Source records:
• • •

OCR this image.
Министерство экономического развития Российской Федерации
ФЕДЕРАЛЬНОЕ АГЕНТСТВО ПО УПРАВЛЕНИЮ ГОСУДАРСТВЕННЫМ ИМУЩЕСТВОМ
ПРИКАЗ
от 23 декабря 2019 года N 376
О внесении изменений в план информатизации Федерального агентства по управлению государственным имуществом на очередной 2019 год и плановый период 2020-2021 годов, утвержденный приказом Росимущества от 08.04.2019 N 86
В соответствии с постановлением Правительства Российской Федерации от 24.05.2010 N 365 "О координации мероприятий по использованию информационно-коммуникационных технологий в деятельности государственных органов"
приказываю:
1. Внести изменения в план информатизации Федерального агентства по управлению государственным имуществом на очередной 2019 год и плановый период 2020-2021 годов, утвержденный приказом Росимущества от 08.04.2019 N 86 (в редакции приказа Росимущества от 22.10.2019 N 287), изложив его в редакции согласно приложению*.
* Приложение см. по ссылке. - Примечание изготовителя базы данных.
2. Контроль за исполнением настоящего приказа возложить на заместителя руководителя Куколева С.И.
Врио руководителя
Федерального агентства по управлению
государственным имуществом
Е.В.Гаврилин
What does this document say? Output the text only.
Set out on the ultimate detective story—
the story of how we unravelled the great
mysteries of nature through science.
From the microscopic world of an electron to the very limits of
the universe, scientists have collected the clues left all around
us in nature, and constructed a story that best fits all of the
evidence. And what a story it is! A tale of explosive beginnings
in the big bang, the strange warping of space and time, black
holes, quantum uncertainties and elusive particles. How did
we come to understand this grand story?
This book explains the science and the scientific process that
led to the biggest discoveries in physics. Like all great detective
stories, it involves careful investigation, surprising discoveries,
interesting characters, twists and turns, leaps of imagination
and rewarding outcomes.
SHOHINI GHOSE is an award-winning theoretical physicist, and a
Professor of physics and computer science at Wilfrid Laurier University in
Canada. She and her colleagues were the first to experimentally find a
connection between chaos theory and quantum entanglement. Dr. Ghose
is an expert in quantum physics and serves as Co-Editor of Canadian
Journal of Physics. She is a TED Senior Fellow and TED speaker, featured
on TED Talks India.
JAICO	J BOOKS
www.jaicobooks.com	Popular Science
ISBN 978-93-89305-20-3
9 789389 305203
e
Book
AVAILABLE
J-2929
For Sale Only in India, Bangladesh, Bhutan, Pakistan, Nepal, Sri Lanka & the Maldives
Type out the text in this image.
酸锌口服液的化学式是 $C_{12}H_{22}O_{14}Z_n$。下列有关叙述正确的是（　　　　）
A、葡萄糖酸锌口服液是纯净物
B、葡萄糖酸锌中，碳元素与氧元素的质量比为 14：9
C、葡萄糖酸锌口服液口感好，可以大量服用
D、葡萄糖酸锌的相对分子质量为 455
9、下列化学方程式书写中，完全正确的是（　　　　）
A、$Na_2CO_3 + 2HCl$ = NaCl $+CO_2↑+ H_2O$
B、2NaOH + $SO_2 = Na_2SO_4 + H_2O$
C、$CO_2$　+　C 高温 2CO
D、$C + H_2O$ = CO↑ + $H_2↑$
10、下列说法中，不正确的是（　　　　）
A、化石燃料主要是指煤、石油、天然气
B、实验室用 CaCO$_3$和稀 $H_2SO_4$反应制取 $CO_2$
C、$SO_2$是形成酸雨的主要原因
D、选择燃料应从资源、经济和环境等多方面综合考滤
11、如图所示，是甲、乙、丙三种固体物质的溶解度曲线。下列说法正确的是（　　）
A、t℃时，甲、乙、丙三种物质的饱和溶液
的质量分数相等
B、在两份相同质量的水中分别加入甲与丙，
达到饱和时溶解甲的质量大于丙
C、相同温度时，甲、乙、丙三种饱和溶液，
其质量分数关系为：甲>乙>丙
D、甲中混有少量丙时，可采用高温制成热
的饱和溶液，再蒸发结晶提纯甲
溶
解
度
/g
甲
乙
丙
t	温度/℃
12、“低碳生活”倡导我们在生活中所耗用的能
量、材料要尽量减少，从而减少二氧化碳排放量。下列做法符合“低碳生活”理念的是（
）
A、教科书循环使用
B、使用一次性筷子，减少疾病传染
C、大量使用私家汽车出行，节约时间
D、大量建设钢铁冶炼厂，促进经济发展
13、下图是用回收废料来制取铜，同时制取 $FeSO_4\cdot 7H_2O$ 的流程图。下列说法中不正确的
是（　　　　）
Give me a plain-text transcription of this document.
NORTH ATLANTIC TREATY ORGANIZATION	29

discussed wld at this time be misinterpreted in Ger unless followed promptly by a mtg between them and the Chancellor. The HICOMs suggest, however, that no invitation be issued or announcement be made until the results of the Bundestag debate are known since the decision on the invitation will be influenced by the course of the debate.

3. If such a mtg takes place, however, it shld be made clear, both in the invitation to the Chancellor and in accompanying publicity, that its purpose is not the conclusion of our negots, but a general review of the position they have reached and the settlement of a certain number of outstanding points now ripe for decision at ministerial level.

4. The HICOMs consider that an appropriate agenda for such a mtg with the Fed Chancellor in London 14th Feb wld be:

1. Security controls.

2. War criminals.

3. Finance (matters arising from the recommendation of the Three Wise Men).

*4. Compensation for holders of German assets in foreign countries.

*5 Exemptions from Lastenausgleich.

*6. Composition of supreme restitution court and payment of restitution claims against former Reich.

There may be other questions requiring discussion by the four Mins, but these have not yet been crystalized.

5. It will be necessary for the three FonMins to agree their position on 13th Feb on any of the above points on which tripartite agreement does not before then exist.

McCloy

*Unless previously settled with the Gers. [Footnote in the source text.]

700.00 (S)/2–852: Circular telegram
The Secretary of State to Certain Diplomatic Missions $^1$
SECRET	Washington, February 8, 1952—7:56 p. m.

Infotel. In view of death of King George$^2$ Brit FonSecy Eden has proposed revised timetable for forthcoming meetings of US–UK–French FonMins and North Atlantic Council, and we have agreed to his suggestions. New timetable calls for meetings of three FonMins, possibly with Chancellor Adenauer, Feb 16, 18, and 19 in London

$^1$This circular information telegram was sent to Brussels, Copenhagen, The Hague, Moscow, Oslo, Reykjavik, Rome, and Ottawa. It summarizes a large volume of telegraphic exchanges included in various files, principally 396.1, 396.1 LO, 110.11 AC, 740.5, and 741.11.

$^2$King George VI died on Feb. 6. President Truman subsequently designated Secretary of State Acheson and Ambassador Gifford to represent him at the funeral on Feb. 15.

• • •

Instructions to follow
Please quote the records above exactly, without skipping a line.

Exercise response
OCR this image.
Министерство экономического развития Российской Федерации
ФЕДЕРАЛЬНОЕ АГЕНТСТВО ПО УПРАВЛЕНИЮ ГОСУДАРСТВЕННЫМ ИМУЩЕСТВОМ
ПРИКАЗ
от 23 декабря 2019 года N 376
О внесении изменений в план информатизации Федерального агентства по управлению государственным имуществом на очередной 2019 год и плановый период 2020-2021 годов, утвержденный приказом Росимущества от 08.04.2019 N 86
В соответствии с постановлением Правительства Российской Федерации от 24.05.2010 N 365 "О координации мероприятий по использованию информационно-коммуникационных технологий в деятельности государственных органов"
приказываю:
1. Внести изменения в план информатизации Федерального агентства по управлению государственным имуществом на очередной 2019 год и плановый период 2020-2021 годов, утвержденный приказом Росимущества от 08.04.2019 N 86 (в редакции приказа Росимущества от 22.10.2019 N 287), изложив его в редакции согласно приложению*.
* Приложение см. по ссылке. - Примечание изготовителя базы данных.
2. Контроль за исполнением настоящего приказа возложить на заместителя руководителя Куколева С.И.
Врио руководителя
Федерального агентства по управлению
государственным имуществом
Е.В.Гаврилин
What does this document say? Output the text only.
Set out on the ultimate detective story—
the story of how we unravelled the great
mysteries of nature through science.
From the microscopic world of an electron to the very limits of
the universe, scientists have collected the clues left all around
us in nature, and constructed a story that best fits all of the
evidence. And what a story it is! A tale of explosive beginnings
in the big bang, the strange warping of space and time, black
holes, quantum uncertainties and elusive particles. How did
we come to understand this grand story?
This book explains the science and the scientific process that
led to the biggest discoveries in physics. Like all great detective
stories, it involves careful investigation, surprising discoveries,
interesting characters, twists and turns, leaps of imagination
and rewarding outcomes.
SHOHINI GHOSE is an award-winning theoretical physicist, and a
Professor of physics and computer science at Wilfrid Laurier University in
Canada. She and her colleagues were the first to experimentally find a
connection between chaos theory and quantum entanglement. Dr. Ghose
is an expert in quantum physics and serves as Co-Editor of Canadian
Journal of Physics. She is a TED Senior Fellow and TED speaker, featured
on TED Talks India.
JAICO	J BOOKS
www.jaicobooks.com	Popular Science
ISBN 978-93-89305-20-3
9 789389 305203
e
Book
AVAILABLE
J-2929
For Sale Only in India, Bangladesh, Bhutan, Pakistan, Nepal, Sri Lanka & the Maldives
Type out the text in this image.
酸锌口服液的化学式是 $C_{12}H_{22}O_{14}Z_n$。下列有关叙述正确的是（　　　　）
A、葡萄糖酸锌口服液是纯净物
B、葡萄糖酸锌中，碳元素与氧元素的质量比为 14：9
C、葡萄糖酸锌口服液口感好，可以大量服用
D、葡萄糖酸锌的相对分子质量为 455
9、下列化学方程式书写中，完全正确的是（　　　　）
A、$Na_2CO_3 + 2HCl$ = NaCl $+CO_2↑+ H_2O$
B、2NaOH + $SO_2 = Na_2SO_4 + H_2O$
C、$CO_2$　+　C 高温 2CO
D、$C + H_2O$ = CO↑ + $H_2↑$
10、下列说法中，不正确的是（　　　　）
A、化石燃料主要是指煤、石油、天然气
B、实验室用 CaCO$_3$和稀 $H_2SO_4$反应制取 $CO_2$
C、$SO_2$是形成酸雨的主要原因
D、选择燃料应从资源、经济和环境等多方面综合考滤
11、如图所示，是甲、乙、丙三种固体物质的溶解度曲线。下列说法正确的是（　　）
A、t℃时，甲、乙、丙三种物质的饱和溶液
的质量分数相等
B、在两份相同质量的水中分别加入甲与丙，
达到饱和时溶解甲的质量大于丙
C、相同温度时，甲、乙、丙三种饱和溶液，
其质量分数关系为：甲>乙>丙
D、甲中混有少量丙时，可采用高温制成热
的饱和溶液，再蒸发结晶提纯甲
溶
解
度
/g
甲
乙
丙
t	温度/℃
12、“低碳生活”倡导我们在生活中所耗用的能
量、材料要尽量减少，从而减少二氧化碳排放量。下列做法符合“低碳生活”理念的是（
）
A、教科书循环使用
B、使用一次性筷子，减少疾病传染
C、大量使用私家汽车出行，节约时间
D、大量建设钢铁冶炼厂，促进经济发展
13、下图是用回收废料来制取铜，同时制取 $FeSO_4\cdot 7H_2O$ 的流程图。下列说法中不正确的
是（　　　　）
Give me a plain-text transcription of this document.
NORTH ATLANTIC TREATY ORGANIZATION	29

discussed wld at this time be misinterpreted in Ger unless followed promptly by a mtg between them and the Chancellor. The HICOMs suggest, however, that no invitation be issued or announcement be made until the results of the Bundestag debate are known since the decision on the invitation will be influenced by the course of the debate.

3. If such a mtg takes place, however, it shld be made clear, both in the invitation to the Chancellor and in accompanying publicity, that its purpose is not the conclusion of our negots, but a general review of the position they have reached and the settlement of a certain number of outstanding points now ripe for decision at ministerial level.

4. The HICOMs consider that an appropriate agenda for such a mtg with the Fed Chancellor in London 14th Feb wld be:

1. Security controls.

2. War criminals.

3. Finance (matters arising from the recommendation of the Three Wise Men).

*4. Compensation for holders of German assets in foreign countries.

*5 Exemptions from Lastenausgleich.

*6. Composition of supreme restitution court and payment of restitution claims against former Reich.

There may be other questions requiring discussion by the four Mins, but these have not yet been crystalized.

5. It will be necessary for the three FonMins to agree their position on 13th Feb on any of the above points on which tripartite agreement does not before then exist.

McCloy

*Unless previously settled with the Gers. [Footnote in the source text.]

700.00 (S)/2–852: Circular telegram
The Secretary of State to Certain Diplomatic Missions $^1$
SECRET	Washington, February 8, 1952—7:56 p. m.

Infotel. In view of death of King George$^2$ Brit FonSecy Eden has proposed revised timetable for forthcoming meetings of US–UK–French FonMins and North Atlantic Council, and we have agreed to his suggestions. New timetable calls for meetings of three FonMins, possibly with Chancellor Adenauer, Feb 16, 18, and 19 in London

$^1$This circular information telegram was sent to Brussels, Copenhagen, The Hague, Moscow, Oslo, Reykjavik, Rome, and Ottawa. It summarizes a large volume of telegraphic exchanges included in various files, principally 396.1, 396.1 LO, 110.11 AC, 740.5, and 741.11.

$^2$King George VI died on Feb. 6. President Truman subsequently designated Secretary of State Acheson and Ambassador Gifford to represent him at the funeral on Feb. 15.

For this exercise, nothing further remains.